■ Problem requirements: Look at each line of the records and count those with "screenshot" in them. Please answer with the count alone.

# Available data start

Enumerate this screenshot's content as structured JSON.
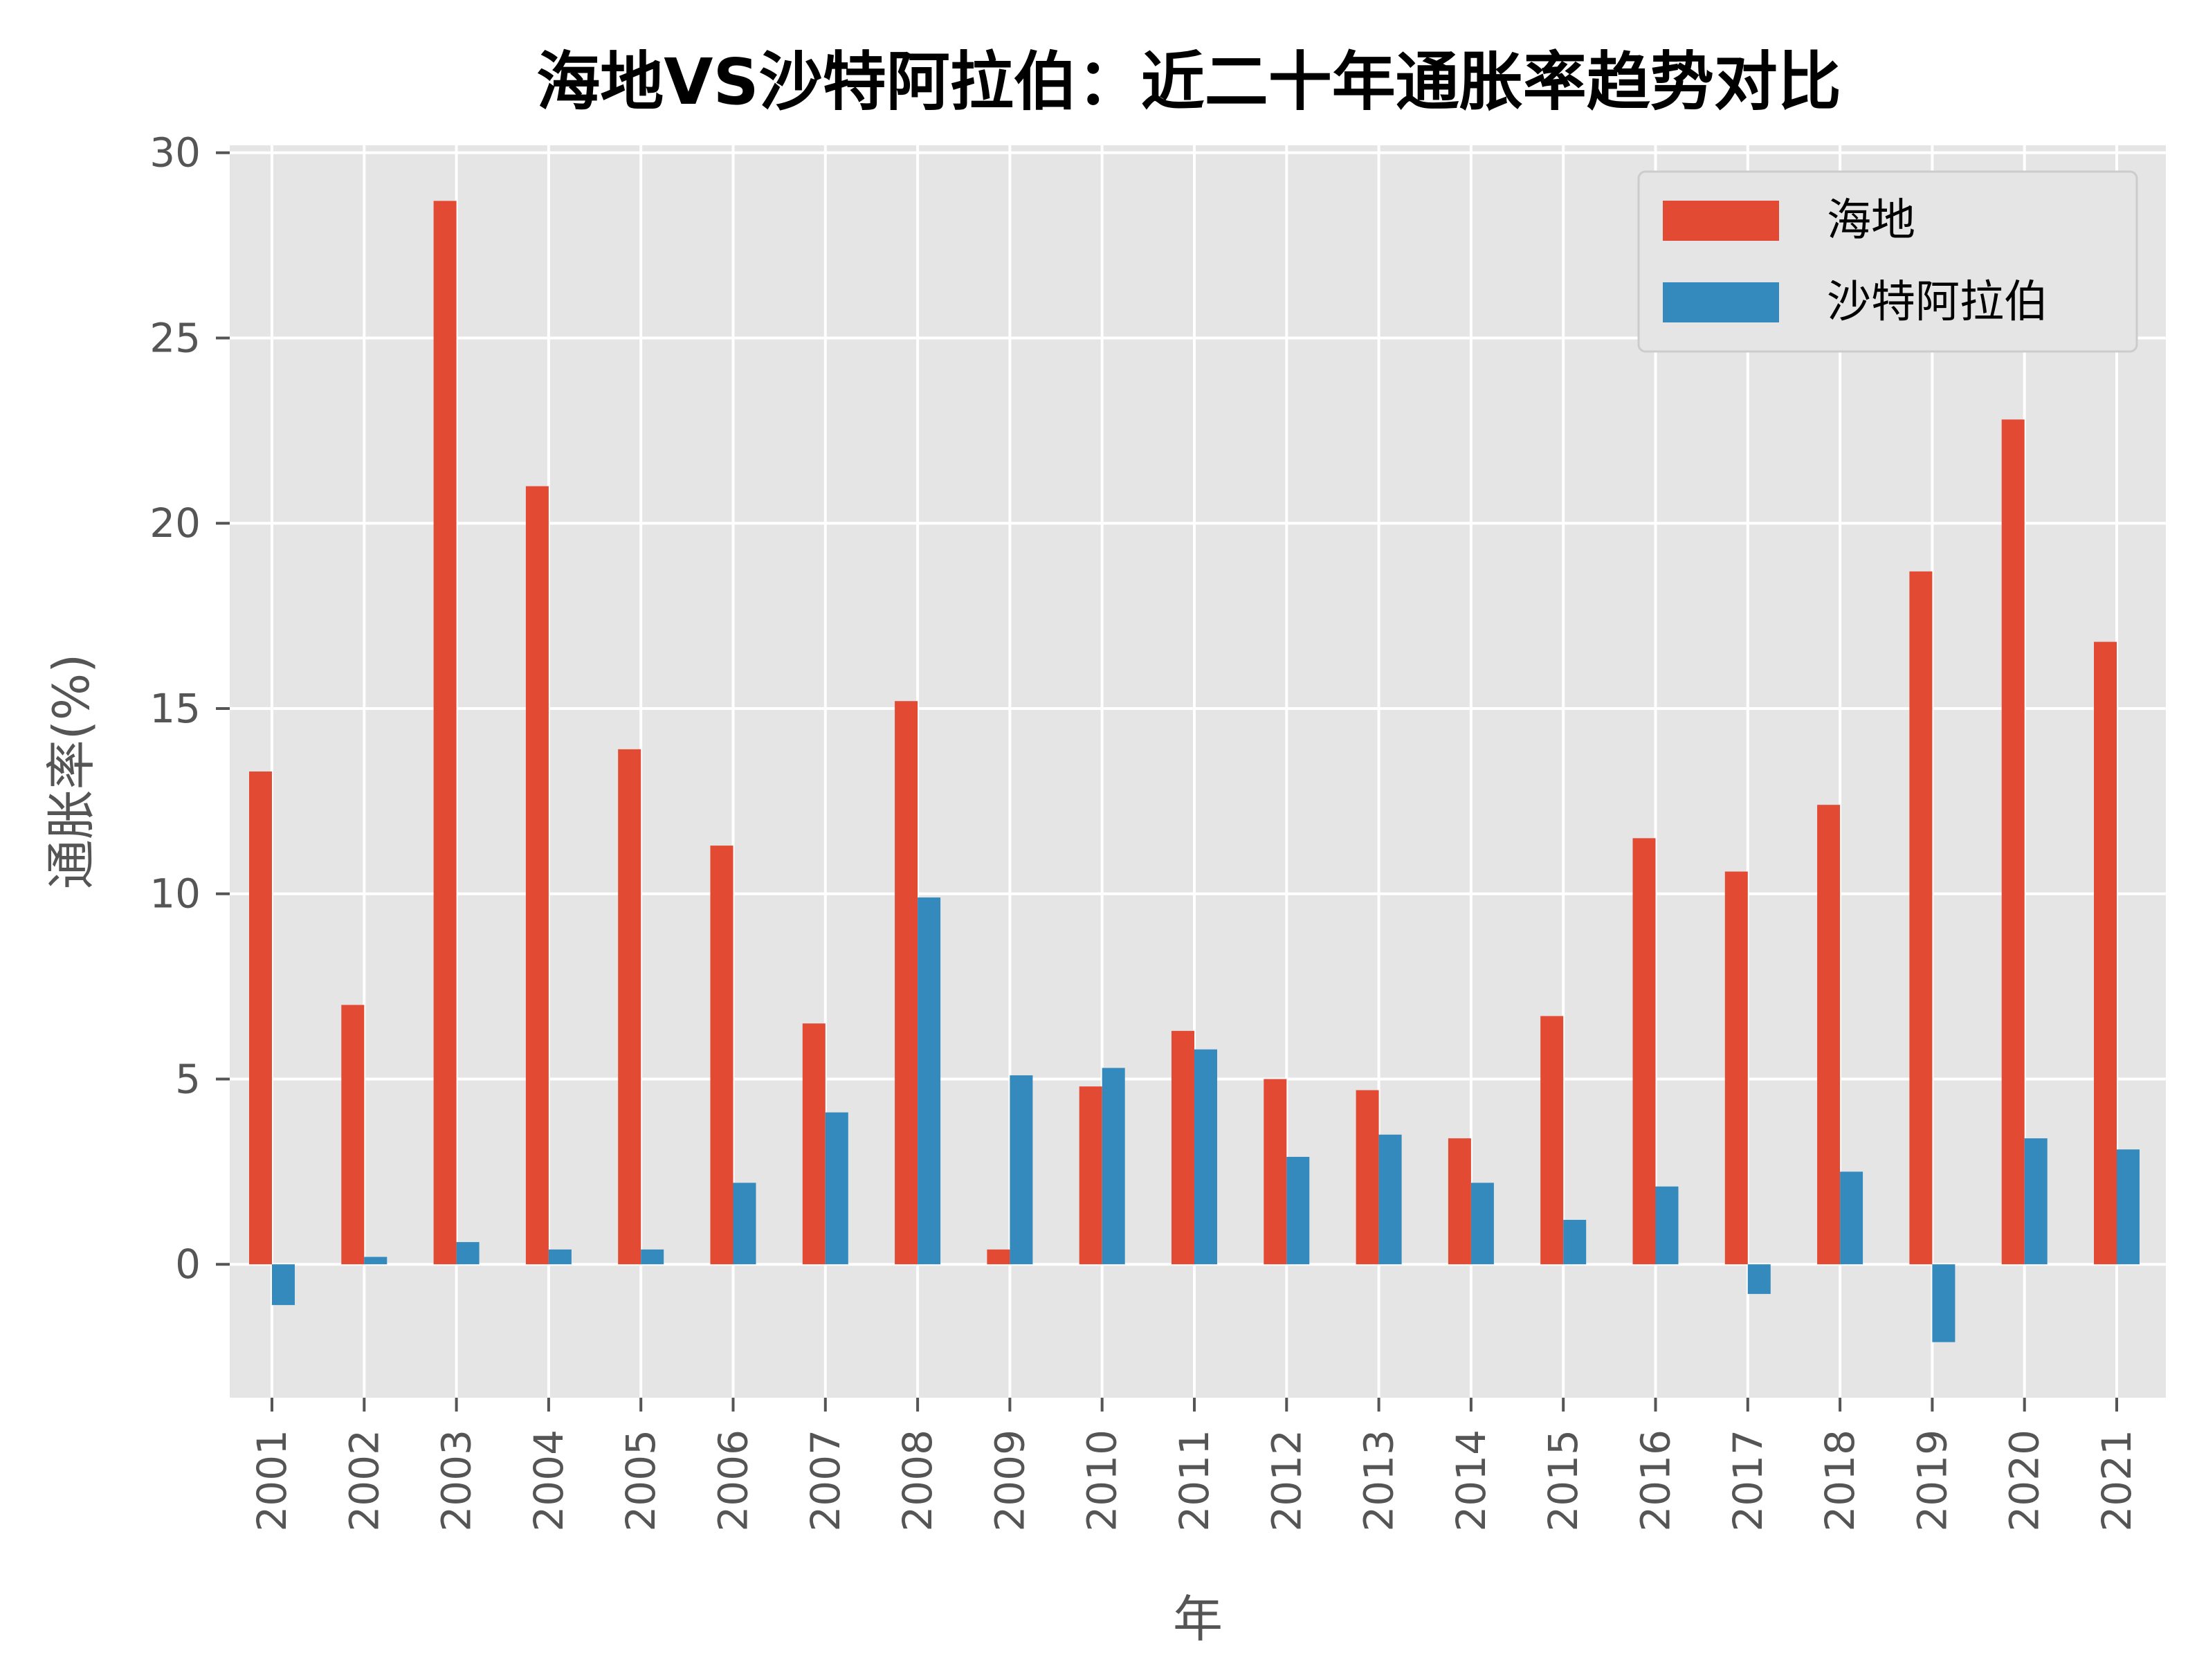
{
  "chart_data": {
    "type": "bar",
    "title": "海地VS沙特阿拉伯：近二十年通胀率趋势对比",
    "xlabel": "年",
    "ylabel": "通胀率(%)",
    "categories": [
      "2001",
      "2002",
      "2003",
      "2004",
      "2005",
      "2006",
      "2007",
      "2008",
      "2009",
      "2010",
      "2011",
      "2012",
      "2013",
      "2014",
      "2015",
      "2016",
      "2017",
      "2018",
      "2019",
      "2020",
      "2021"
    ],
    "series": [
      {
        "name": "海地",
        "color": "#e24a33",
        "values": [
          13.3,
          7.0,
          28.7,
          21.0,
          13.9,
          11.3,
          6.5,
          15.2,
          0.4,
          4.8,
          6.3,
          5.0,
          4.7,
          3.4,
          6.7,
          11.5,
          10.6,
          12.4,
          18.7,
          22.8,
          16.8
        ]
      },
      {
        "name": "沙特阿拉伯",
        "color": "#348abd",
        "values": [
          -1.1,
          0.2,
          0.6,
          0.4,
          0.4,
          2.2,
          4.1,
          9.9,
          5.1,
          5.3,
          5.8,
          2.9,
          3.5,
          2.2,
          1.2,
          2.1,
          -0.8,
          2.5,
          -2.1,
          3.4,
          3.1
        ]
      }
    ],
    "ylim": [
      -3.6,
      30.2
    ],
    "yticks": [
      0,
      5,
      10,
      15,
      20,
      25,
      30
    ],
    "grid": true,
    "legend_position": "top-right"
  }
}
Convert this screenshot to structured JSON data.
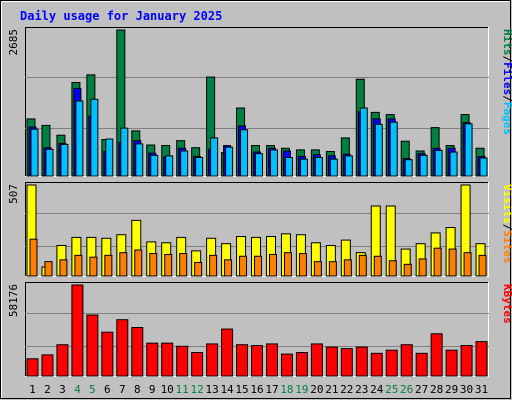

# Available data end

■ Exercise response: 2